Your goal - List all lines of the data containing the word "Studio".

=== Given information ===

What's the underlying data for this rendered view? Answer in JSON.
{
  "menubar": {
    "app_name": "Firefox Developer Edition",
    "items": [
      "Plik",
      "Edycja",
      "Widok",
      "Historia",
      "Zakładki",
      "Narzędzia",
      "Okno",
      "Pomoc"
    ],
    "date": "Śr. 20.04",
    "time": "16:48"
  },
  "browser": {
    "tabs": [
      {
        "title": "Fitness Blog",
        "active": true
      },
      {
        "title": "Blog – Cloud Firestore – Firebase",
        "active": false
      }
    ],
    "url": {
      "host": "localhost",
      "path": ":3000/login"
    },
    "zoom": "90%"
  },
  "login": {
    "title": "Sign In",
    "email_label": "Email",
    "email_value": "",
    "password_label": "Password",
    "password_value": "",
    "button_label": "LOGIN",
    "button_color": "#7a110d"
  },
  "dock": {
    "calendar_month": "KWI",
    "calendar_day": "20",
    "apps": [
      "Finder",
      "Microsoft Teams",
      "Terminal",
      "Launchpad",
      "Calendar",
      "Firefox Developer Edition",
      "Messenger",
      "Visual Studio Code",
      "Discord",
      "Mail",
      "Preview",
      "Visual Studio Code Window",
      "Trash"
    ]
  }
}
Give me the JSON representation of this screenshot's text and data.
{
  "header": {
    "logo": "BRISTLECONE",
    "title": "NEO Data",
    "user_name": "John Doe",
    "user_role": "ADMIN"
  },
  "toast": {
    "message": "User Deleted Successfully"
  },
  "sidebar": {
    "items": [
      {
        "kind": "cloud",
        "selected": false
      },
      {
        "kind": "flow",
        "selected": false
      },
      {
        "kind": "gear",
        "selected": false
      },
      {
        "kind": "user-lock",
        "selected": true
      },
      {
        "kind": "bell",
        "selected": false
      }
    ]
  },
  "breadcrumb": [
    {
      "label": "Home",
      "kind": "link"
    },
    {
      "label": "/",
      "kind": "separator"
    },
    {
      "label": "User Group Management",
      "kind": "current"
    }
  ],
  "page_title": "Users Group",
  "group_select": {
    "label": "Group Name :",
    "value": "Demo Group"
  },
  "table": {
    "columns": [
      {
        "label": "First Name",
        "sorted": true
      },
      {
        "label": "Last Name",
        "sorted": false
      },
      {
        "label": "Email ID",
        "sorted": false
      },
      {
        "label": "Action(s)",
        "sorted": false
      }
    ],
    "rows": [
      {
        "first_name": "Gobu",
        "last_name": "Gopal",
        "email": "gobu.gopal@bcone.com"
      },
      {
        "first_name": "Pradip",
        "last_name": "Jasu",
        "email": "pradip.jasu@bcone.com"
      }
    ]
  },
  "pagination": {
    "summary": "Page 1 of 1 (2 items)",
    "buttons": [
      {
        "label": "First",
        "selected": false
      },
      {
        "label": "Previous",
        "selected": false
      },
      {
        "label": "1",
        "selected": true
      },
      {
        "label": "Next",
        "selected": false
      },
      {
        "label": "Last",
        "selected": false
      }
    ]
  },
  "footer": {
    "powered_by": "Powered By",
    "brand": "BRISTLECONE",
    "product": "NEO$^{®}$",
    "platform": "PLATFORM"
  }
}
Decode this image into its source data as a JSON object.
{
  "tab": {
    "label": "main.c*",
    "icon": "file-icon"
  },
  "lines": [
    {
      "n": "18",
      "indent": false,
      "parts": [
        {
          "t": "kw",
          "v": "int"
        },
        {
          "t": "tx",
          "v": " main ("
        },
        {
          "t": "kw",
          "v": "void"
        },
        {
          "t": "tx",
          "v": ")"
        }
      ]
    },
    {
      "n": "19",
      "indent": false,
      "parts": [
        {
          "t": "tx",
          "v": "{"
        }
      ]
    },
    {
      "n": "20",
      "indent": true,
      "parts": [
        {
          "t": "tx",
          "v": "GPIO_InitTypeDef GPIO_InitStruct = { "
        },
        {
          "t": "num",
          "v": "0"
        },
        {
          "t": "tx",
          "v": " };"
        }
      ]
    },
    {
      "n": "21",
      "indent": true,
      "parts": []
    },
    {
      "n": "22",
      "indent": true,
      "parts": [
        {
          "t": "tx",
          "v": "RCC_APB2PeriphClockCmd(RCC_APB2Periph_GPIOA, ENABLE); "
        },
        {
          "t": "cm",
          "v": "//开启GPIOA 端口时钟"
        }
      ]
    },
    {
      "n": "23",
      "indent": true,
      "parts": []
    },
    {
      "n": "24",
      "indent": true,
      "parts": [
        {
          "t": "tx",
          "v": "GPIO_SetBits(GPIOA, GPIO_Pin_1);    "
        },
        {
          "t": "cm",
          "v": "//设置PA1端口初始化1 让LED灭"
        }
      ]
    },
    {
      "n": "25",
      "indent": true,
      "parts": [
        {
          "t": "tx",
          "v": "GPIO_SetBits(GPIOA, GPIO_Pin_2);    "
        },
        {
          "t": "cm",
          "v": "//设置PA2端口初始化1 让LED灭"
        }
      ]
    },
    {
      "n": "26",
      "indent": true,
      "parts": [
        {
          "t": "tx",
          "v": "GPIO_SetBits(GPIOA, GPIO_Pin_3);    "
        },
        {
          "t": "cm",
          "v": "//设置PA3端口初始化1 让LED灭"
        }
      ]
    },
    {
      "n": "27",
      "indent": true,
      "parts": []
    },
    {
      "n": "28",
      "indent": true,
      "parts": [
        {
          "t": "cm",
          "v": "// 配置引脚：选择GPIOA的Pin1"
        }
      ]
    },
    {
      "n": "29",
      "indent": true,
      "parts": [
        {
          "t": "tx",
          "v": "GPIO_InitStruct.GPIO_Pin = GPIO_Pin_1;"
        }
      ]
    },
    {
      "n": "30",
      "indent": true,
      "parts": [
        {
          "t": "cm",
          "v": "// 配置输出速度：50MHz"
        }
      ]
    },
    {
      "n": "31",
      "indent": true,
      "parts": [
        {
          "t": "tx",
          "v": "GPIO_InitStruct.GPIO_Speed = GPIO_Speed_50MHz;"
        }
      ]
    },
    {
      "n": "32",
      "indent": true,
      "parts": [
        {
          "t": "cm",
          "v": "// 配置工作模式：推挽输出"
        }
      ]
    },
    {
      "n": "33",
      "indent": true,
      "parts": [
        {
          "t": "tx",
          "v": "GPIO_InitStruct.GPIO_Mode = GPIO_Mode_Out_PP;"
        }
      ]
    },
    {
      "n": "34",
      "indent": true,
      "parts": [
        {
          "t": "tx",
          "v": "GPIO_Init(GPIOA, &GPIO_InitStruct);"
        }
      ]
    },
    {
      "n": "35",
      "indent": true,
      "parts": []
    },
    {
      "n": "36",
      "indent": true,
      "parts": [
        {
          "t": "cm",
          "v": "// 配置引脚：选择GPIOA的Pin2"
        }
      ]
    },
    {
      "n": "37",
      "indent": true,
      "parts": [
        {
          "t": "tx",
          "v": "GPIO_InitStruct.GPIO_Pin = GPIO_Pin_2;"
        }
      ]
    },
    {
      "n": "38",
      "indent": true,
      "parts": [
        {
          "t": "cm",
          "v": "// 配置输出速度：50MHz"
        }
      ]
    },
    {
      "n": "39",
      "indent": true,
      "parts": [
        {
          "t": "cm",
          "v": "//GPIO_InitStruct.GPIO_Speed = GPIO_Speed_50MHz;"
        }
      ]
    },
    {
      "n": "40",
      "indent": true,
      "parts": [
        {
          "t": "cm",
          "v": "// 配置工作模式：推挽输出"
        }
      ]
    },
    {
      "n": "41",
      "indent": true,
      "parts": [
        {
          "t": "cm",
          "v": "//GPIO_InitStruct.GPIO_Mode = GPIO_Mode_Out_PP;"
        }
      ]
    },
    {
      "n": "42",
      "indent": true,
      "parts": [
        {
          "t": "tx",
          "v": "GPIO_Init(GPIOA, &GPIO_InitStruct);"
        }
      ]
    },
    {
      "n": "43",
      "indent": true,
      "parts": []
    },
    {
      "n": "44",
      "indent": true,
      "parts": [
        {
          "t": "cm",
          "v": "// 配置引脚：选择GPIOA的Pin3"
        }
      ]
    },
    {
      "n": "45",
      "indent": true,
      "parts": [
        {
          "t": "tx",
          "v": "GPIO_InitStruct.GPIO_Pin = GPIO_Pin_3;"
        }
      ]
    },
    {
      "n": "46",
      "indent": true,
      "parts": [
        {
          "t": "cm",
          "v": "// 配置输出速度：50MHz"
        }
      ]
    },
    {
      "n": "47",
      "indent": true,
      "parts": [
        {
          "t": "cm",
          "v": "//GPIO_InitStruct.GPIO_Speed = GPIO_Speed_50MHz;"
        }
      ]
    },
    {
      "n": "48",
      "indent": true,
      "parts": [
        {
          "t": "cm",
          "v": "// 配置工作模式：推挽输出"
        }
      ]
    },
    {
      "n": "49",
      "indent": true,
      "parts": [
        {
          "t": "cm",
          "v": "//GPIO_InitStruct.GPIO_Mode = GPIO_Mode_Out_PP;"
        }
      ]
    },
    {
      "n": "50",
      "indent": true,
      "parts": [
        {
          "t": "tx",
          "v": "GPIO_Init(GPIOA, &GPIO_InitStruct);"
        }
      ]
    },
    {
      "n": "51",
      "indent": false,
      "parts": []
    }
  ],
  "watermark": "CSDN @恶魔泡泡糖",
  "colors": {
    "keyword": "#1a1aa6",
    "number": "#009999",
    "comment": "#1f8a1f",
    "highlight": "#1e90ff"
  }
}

===

Result of the exercise -
      "Visual Studio Code",
      "Visual Studio Code Window",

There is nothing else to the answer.